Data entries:
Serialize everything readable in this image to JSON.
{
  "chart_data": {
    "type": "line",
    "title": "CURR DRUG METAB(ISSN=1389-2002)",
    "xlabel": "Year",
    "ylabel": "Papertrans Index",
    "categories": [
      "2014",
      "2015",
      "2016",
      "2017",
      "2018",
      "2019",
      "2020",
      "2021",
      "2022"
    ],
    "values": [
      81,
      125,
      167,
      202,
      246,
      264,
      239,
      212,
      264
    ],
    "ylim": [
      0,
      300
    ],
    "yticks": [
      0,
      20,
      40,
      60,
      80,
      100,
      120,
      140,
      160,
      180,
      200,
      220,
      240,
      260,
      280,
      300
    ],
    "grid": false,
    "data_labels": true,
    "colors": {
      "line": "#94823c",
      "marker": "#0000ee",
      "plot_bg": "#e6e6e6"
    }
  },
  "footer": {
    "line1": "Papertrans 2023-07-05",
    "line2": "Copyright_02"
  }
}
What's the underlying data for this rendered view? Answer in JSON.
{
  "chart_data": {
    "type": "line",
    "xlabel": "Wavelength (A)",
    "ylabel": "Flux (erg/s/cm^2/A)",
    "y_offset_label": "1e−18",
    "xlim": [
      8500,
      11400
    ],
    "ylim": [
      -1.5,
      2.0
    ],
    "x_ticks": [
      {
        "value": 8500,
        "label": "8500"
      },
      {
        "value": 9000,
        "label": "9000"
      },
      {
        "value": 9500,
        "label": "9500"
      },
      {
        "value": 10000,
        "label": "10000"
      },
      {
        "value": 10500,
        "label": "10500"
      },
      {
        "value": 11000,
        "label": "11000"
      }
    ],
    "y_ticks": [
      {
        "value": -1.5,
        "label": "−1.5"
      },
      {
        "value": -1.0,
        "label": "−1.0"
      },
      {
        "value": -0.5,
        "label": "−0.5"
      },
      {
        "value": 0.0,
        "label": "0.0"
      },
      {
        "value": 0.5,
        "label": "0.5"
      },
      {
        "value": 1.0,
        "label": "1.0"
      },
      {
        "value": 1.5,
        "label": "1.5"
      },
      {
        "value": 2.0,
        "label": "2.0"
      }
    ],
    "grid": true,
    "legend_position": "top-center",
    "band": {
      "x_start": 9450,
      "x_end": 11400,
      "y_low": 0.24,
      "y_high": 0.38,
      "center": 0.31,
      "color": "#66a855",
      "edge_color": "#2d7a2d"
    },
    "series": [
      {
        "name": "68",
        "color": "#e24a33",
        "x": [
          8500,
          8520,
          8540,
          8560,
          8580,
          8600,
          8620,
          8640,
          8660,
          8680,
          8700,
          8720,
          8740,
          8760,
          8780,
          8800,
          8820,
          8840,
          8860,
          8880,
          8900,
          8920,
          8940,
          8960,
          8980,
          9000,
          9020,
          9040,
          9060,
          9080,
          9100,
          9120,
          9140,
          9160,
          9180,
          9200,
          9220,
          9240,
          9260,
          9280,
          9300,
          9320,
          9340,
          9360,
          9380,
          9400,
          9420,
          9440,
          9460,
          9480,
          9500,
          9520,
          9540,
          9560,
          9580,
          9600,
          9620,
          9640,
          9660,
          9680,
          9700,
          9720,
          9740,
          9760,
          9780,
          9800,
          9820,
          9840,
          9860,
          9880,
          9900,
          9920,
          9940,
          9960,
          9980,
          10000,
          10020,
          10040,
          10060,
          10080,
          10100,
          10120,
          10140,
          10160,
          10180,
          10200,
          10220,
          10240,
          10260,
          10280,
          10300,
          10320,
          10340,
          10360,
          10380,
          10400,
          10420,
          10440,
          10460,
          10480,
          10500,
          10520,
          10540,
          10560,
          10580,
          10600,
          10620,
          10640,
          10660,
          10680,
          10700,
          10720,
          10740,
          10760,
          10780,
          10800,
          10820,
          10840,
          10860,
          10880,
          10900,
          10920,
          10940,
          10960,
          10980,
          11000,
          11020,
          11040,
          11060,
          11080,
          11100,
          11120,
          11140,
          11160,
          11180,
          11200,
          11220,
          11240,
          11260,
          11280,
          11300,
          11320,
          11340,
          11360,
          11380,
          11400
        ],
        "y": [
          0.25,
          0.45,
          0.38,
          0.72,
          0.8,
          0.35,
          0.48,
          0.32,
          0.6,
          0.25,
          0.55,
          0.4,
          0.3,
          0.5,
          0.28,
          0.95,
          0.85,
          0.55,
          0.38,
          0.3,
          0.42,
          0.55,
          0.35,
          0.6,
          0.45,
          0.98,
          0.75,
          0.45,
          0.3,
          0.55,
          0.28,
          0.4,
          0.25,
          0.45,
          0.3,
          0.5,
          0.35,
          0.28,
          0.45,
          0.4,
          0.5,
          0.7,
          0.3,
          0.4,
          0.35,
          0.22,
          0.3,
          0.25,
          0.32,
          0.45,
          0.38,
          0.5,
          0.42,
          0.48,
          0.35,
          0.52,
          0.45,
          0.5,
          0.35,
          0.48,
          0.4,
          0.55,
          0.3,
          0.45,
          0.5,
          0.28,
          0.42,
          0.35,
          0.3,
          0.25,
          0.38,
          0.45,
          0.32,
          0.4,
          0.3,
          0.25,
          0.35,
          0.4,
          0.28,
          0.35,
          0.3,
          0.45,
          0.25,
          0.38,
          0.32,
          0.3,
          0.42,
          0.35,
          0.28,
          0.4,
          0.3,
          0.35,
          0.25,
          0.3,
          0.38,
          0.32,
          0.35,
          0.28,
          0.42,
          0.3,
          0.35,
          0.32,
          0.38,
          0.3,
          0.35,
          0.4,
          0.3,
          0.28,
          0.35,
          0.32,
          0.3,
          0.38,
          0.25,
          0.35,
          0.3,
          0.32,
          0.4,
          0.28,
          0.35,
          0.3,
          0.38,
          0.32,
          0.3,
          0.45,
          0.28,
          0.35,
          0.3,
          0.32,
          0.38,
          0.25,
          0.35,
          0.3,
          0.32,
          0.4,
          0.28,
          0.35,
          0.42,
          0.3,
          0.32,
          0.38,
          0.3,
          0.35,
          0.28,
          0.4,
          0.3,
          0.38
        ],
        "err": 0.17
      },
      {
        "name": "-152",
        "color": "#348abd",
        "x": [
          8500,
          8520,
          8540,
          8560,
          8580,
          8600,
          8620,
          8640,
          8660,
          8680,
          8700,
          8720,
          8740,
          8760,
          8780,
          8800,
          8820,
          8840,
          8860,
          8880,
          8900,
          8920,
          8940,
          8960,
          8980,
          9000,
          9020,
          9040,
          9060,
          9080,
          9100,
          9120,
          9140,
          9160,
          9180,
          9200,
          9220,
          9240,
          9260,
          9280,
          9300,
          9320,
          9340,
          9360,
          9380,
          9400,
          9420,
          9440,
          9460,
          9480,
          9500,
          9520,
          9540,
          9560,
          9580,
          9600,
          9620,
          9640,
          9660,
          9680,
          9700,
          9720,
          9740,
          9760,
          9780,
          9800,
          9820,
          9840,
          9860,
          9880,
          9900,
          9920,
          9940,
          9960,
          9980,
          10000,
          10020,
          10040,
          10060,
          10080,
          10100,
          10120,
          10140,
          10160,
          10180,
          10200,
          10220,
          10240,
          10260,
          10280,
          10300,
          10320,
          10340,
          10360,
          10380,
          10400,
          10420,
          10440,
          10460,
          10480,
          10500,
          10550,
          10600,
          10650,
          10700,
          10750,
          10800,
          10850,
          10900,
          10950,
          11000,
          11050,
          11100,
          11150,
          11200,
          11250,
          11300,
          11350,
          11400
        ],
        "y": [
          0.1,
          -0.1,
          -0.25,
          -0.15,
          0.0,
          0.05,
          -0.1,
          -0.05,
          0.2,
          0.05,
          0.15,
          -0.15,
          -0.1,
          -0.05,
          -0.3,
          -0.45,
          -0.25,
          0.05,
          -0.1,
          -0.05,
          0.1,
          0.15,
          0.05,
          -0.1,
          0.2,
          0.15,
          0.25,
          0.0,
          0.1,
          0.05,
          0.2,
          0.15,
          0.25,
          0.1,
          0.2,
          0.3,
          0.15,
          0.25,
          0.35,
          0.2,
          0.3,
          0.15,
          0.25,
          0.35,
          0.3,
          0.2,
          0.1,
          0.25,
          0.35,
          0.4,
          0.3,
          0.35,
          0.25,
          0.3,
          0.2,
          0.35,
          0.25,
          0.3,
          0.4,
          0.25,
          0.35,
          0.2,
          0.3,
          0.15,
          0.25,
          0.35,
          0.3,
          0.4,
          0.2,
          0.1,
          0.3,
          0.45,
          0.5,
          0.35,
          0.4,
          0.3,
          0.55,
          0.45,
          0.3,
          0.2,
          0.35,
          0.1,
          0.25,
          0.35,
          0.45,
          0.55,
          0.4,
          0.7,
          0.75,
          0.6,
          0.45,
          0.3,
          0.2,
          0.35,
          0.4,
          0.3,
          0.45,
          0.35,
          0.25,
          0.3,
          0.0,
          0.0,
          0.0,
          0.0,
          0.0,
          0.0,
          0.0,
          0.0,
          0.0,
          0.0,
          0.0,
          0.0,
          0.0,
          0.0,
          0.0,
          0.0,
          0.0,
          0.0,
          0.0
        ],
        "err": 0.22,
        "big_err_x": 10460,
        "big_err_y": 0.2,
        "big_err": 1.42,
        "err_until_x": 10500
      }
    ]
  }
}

*What is asked*: Determine the number of lines in the records that include the string "center", and respond with that number only.

*Response to this task*: 2